Copy out the entries below in full and exactly.

(Records from a collection)
start

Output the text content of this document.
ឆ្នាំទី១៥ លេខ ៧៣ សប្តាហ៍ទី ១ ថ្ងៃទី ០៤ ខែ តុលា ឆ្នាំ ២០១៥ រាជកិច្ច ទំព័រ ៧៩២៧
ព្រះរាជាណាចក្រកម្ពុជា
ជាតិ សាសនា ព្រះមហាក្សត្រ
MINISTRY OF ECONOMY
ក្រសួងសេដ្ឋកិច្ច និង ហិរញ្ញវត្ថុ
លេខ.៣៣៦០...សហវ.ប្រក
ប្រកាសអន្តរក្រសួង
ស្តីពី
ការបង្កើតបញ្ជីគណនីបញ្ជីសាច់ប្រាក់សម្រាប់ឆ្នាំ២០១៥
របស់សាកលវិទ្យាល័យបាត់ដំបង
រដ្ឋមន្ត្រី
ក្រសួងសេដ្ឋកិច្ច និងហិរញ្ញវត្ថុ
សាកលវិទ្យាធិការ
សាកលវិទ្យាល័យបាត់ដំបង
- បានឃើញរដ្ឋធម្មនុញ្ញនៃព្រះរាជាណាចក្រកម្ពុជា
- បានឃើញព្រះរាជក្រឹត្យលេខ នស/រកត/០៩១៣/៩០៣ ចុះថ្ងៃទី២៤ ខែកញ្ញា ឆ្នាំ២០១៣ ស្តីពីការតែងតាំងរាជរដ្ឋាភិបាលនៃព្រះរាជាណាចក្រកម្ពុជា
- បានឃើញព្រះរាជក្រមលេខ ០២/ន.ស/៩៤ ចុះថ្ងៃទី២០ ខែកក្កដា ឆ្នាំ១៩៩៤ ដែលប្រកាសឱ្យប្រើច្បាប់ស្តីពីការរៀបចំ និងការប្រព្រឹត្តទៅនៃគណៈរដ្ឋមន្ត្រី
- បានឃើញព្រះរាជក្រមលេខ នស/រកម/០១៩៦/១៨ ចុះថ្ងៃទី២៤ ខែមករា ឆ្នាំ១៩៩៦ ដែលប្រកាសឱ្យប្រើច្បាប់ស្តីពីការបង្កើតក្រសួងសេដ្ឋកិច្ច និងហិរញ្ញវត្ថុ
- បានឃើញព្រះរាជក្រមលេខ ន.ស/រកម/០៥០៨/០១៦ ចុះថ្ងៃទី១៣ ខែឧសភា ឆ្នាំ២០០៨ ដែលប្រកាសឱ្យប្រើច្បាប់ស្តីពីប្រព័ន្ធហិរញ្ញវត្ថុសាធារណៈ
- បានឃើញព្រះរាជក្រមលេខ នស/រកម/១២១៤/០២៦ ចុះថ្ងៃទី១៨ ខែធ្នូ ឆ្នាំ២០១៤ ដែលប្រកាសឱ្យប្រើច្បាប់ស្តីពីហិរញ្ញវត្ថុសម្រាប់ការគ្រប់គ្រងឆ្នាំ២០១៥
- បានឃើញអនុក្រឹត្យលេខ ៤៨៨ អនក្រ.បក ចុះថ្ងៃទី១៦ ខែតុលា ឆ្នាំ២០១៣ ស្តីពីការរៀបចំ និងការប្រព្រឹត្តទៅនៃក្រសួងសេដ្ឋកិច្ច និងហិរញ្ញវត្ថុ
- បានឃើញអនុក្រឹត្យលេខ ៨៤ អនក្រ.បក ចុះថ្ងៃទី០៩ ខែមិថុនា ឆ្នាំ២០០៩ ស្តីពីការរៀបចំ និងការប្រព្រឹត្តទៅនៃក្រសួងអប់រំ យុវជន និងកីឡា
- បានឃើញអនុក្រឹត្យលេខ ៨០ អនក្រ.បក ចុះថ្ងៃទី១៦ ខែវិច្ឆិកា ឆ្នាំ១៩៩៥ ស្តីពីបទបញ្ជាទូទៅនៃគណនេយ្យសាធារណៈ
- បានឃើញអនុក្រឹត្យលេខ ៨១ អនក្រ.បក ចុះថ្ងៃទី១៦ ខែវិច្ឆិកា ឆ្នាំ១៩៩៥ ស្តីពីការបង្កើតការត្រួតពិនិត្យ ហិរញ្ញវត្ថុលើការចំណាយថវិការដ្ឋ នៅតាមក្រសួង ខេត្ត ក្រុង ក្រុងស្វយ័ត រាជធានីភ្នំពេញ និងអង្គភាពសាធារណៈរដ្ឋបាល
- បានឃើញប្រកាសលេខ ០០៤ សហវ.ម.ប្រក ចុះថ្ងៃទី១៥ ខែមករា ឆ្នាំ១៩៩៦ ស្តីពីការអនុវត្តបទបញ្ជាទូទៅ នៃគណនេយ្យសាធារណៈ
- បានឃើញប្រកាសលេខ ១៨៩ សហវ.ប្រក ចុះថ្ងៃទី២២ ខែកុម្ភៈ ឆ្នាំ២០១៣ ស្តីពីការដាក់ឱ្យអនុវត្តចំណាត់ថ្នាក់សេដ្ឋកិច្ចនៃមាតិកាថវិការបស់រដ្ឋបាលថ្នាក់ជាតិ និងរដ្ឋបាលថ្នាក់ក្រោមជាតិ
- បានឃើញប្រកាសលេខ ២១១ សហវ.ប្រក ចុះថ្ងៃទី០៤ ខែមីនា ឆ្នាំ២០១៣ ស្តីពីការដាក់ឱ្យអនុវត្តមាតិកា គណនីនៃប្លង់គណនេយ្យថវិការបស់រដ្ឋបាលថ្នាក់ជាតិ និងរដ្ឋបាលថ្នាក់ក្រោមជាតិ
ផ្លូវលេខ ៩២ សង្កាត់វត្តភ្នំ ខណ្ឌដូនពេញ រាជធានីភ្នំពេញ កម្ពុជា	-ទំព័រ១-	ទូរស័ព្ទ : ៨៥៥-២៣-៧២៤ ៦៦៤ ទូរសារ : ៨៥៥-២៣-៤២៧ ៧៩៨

end

» SOLUTION TO THIS EXERCISE:
Output the text content of this document.
ឆ្នាំទី១៥ លេខ ៧៣ សប្តាហ៍ទី ១ ថ្ងៃទី ០៤ ខែ តុលា ឆ្នាំ ២០១៥ រាជកិច្ច ទំព័រ ៧៩២៧
ព្រះរាជាណាចក្រកម្ពុជា
ជាតិ សាសនា ព្រះមហាក្សត្រ
MINISTRY OF ECONOMY
ក្រសួងសេដ្ឋកិច្ច និង ហិរញ្ញវត្ថុ
លេខ.៣៣៦០...សហវ.ប្រក
ប្រកាសអន្តរក្រសួង
ស្តីពី
ការបង្កើតបញ្ជីគណនីបញ្ជីសាច់ប្រាក់សម្រាប់ឆ្នាំ២០១៥
របស់សាកលវិទ្យាល័យបាត់ដំបង
រដ្ឋមន្ត្រី
ក្រសួងសេដ្ឋកិច្ច និងហិរញ្ញវត្ថុ
សាកលវិទ្យាធិការ
សាកលវិទ្យាល័យបាត់ដំបង
- បានឃើញរដ្ឋធម្មនុញ្ញនៃព្រះរាជាណាចក្រកម្ពុជា
- បានឃើញព្រះរាជក្រឹត្យលេខ នស/រកត/០៩១៣/៩០៣ ចុះថ្ងៃទី២៤ ខែកញ្ញា ឆ្នាំ២០១៣ ស្តីពីការតែងតាំងរាជរដ្ឋាភិបាលនៃព្រះរាជាណាចក្រកម្ពុជា
- បានឃើញព្រះរាជក្រមលេខ ០២/ន.ស/៩៤ ចុះថ្ងៃទី២០ ខែកក្កដា ឆ្នាំ១៩៩៤ ដែលប្រកាសឱ្យប្រើច្បាប់ស្តីពីការរៀបចំ និងការប្រព្រឹត្តទៅនៃគណៈរដ្ឋមន្ត្រី
- បានឃើញព្រះរាជក្រមលេខ នស/រកម/០១៩៦/១៨ ចុះថ្ងៃទី២៤ ខែមករា ឆ្នាំ១៩៩៦ ដែលប្រកាសឱ្យប្រើច្បាប់ស្តីពីការបង្កើតក្រសួងសេដ្ឋកិច្ច និងហិរញ្ញវត្ថុ
- បានឃើញព្រះរាជក្រមលេខ ន.ស/រកម/០៥០៨/០១៦ ចុះថ្ងៃទី១៣ ខែឧសភា ឆ្នាំ២០០៨ ដែលប្រកាសឱ្យប្រើច្បាប់ស្តីពីប្រព័ន្ធហិរញ្ញវត្ថុសាធារណៈ
- បានឃើញព្រះរាជក្រមលេខ នស/រកម/១២១៤/០២៦ ចុះថ្ងៃទី១៨ ខែធ្នូ ឆ្នាំ២០១៤ ដែលប្រកាសឱ្យប្រើច្បាប់ស្តីពីហិរញ្ញវត្ថុសម្រាប់ការគ្រប់គ្រងឆ្នាំ២០១៥
- បានឃើញអនុក្រឹត្យលេខ ៤៨៨ អនក្រ.បក ចុះថ្ងៃទី១៦ ខែតុលា ឆ្នាំ២០១៣ ស្តីពីការរៀបចំ និងការប្រព្រឹត្តទៅនៃក្រសួងសេដ្ឋកិច្ច និងហិរញ្ញវត្ថុ
- បានឃើញអនុក្រឹត្យលេខ ៨៤ អនក្រ.បក ចុះថ្ងៃទី០៩ ខែមិថុនា ឆ្នាំ២០០៩ ស្តីពីការរៀបចំ និងការប្រព្រឹត្តទៅនៃក្រសួងអប់រំ យុវជន និងកីឡា
- បានឃើញអនុក្រឹត្យលេខ ៨០ អនក្រ.បក ចុះថ្ងៃទី១៦ ខែវិច្ឆិកា ឆ្នាំ១៩៩៥ ស្តីពីបទបញ្ជាទូទៅនៃគណនេយ្យសាធារណៈ
- បានឃើញអនុក្រឹត្យលេខ ៨១ អនក្រ.បក ចុះថ្ងៃទី១៦ ខែវិច្ឆិកា ឆ្នាំ១៩៩៥ ស្តីពីការបង្កើតការត្រួតពិនិត្យ ហិរញ្ញវត្ថុលើការចំណាយថវិការដ្ឋ នៅតាមក្រសួង ខេត្ត ក្រុង ក្រុងស្វយ័ត រាជធានីភ្នំពេញ និងអង្គភាពសាធារណៈរដ្ឋបាល
- បានឃើញប្រកាសលេខ ០០៤ សហវ.ម.ប្រក ចុះថ្ងៃទី១៥ ខែមករា ឆ្នាំ១៩៩៦ ស្តីពីការអនុវត្តបទបញ្ជាទូទៅ នៃគណនេយ្យសាធារណៈ
- បានឃើញប្រកាសលេខ ១៨៩ សហវ.ប្រក ចុះថ្ងៃទី២២ ខែកុម្ភៈ ឆ្នាំ២០១៣ ស្តីពីការដាក់ឱ្យអនុវត្តចំណាត់ថ្នាក់សេដ្ឋកិច្ចនៃមាតិកាថវិការបស់រដ្ឋបាលថ្នាក់ជាតិ និងរដ្ឋបាលថ្នាក់ក្រោមជាតិ
- បានឃើញប្រកាសលេខ ២១១ សហវ.ប្រក ចុះថ្ងៃទី០៤ ខែមីនា ឆ្នាំ២០១៣ ស្តីពីការដាក់ឱ្យអនុវត្តមាតិកា គណនីនៃប្លង់គណនេយ្យថវិការបស់រដ្ឋបាលថ្នាក់ជាតិ និងរដ្ឋបាលថ្នាក់ក្រោមជាតិ
ផ្លូវលេខ ៩២ សង្កាត់វត្តភ្នំ ខណ្ឌដូនពេញ រាជធានីភ្នំពេញ កម្ពុជា	-ទំព័រ១-	ទូរស័ព្ទ : ៨៥៥-២៣-៧២៤ ៦៦៤ ទូរសារ : ៨៥៥-២៣-៤២៧ ៧៩៨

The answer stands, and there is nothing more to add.